Please report every line from the material that contains the word "Nakshatras".
==== DATA FOR PROCESSING
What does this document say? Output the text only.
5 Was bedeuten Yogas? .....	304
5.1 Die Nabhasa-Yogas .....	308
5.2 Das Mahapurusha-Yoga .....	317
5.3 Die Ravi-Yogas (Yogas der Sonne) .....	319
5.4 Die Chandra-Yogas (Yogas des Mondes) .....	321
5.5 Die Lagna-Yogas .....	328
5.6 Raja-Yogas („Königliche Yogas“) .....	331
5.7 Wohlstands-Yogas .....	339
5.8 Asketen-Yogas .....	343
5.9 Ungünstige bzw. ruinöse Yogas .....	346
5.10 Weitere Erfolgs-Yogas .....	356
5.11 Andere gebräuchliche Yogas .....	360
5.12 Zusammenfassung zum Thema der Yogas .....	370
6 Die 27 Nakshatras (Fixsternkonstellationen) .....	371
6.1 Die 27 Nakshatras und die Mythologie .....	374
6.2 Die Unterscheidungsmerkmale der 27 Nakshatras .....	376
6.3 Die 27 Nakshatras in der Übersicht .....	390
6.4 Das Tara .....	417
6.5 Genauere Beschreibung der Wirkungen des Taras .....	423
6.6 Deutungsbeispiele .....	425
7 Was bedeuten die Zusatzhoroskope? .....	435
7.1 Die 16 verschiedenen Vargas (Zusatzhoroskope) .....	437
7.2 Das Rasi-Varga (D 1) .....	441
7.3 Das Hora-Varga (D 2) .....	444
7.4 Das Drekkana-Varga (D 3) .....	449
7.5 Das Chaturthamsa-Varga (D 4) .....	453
========
> **PROBLEM SOLUTION**:
6 Die 27 Nakshatras (Fixsternkonstellationen) .....	371
6.1 Die 27 Nakshatras und die Mythologie .....	374
6.2 Die Unterscheidungsmerkmale der 27 Nakshatras .....	376
6.3 Die 27 Nakshatras in der Übersicht .....	390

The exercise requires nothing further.